◆ Problem
In the records that follow, show each line where the word "Time" is present.

◆ Extracted data
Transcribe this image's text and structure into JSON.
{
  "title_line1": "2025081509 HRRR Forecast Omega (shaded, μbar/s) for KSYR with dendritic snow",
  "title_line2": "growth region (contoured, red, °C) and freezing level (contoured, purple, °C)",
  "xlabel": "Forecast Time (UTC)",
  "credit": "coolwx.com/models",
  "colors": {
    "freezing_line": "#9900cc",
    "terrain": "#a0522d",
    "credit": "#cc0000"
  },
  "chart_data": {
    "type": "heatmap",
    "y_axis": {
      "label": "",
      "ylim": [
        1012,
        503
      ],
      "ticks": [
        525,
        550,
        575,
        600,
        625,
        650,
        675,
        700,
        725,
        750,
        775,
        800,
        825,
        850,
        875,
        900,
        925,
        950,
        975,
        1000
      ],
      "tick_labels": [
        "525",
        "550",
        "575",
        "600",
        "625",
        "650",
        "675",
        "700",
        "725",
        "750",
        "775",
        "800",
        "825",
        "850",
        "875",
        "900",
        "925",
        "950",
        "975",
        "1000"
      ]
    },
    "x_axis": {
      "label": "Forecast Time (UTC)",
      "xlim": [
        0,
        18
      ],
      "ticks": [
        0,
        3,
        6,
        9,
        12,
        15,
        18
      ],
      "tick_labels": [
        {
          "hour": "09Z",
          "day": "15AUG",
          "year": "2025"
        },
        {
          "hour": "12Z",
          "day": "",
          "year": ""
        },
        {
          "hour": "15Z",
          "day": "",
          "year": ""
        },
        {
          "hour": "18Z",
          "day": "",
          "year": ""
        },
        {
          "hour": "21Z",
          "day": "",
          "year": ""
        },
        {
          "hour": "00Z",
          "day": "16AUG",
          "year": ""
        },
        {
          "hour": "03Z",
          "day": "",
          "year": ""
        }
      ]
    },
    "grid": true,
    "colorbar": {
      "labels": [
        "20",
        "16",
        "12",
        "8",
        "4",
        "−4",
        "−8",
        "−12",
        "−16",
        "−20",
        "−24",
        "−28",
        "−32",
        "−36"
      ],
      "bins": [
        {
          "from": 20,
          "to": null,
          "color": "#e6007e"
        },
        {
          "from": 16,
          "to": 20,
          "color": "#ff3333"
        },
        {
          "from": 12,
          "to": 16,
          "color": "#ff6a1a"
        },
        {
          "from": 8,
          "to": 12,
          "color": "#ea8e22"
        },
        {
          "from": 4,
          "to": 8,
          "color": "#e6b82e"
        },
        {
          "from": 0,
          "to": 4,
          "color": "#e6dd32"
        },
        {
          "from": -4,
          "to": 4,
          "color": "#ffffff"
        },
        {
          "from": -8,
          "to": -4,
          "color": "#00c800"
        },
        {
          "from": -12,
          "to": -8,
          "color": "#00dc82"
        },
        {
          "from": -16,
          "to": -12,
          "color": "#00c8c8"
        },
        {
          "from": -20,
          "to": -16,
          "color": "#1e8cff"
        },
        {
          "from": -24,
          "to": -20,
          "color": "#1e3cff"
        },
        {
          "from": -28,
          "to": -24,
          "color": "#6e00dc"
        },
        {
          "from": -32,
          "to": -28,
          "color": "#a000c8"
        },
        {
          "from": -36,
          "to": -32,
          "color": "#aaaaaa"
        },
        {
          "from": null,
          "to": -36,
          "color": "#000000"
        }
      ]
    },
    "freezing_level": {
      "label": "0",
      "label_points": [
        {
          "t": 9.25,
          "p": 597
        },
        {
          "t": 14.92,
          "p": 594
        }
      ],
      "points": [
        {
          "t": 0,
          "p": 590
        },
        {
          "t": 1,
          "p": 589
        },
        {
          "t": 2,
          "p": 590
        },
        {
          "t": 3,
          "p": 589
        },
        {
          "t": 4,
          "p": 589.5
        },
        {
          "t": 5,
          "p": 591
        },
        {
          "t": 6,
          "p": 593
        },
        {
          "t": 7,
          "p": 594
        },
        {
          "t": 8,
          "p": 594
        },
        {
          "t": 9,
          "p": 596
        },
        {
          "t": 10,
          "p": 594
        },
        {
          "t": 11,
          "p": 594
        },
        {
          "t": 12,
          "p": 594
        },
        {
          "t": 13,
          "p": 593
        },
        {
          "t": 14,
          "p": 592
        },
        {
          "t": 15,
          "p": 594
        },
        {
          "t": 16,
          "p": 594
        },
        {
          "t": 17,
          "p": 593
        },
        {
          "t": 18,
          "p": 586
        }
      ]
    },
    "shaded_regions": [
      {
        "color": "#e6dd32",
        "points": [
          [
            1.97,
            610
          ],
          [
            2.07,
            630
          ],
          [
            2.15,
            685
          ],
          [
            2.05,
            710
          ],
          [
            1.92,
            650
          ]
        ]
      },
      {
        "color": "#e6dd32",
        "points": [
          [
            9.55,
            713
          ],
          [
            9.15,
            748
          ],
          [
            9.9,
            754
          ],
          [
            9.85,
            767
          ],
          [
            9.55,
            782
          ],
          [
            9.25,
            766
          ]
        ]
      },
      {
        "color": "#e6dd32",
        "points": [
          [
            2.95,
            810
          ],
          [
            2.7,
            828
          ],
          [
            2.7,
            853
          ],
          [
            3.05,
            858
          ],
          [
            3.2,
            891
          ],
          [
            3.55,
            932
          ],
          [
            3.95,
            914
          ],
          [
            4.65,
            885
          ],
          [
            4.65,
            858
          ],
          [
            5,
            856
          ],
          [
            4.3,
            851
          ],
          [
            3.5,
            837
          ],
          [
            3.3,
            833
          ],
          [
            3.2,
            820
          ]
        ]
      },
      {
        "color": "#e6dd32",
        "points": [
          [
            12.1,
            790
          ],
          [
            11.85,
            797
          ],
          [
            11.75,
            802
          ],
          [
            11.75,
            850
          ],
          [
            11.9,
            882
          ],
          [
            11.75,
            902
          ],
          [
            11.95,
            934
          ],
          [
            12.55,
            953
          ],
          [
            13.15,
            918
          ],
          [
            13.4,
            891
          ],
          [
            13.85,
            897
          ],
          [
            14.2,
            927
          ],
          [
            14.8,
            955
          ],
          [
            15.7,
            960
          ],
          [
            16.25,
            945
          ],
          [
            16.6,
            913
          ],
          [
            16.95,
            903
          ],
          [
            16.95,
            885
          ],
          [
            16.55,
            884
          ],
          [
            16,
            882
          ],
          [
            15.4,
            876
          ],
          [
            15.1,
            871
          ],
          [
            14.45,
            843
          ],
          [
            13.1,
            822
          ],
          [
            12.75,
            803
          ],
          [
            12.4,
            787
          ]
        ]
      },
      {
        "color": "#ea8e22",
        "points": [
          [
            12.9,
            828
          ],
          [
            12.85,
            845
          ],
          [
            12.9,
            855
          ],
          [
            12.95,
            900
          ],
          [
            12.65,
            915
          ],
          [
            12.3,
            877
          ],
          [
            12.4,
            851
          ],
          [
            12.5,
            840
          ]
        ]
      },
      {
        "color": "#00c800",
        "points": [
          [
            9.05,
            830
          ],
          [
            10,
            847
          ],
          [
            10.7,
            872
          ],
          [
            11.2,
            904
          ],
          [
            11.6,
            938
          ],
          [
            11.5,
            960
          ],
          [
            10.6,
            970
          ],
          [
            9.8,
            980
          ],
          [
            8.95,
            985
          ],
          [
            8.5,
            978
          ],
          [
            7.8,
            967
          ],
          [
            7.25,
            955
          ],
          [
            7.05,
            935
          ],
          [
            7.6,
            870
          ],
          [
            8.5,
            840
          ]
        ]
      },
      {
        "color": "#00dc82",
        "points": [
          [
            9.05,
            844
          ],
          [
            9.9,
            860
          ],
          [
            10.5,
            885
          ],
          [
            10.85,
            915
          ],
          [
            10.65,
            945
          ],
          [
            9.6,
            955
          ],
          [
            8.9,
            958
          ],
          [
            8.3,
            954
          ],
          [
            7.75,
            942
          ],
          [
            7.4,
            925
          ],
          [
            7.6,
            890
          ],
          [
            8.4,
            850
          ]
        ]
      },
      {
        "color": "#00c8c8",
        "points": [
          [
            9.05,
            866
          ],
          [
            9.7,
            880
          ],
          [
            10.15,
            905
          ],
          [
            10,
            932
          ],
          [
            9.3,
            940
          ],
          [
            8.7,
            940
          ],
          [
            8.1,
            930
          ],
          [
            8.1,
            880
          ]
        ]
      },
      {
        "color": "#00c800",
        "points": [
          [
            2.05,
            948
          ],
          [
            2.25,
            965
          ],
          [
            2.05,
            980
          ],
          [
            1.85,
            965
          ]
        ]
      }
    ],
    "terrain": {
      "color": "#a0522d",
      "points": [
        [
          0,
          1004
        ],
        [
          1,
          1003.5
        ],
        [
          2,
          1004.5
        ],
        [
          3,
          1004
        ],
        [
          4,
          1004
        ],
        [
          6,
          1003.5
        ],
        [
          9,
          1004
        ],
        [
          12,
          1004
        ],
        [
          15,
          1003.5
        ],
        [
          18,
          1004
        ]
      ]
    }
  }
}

◆ Written answer
  "xlabel": "Forecast Time (UTC)",
      "label": "Forecast Time (UTC)",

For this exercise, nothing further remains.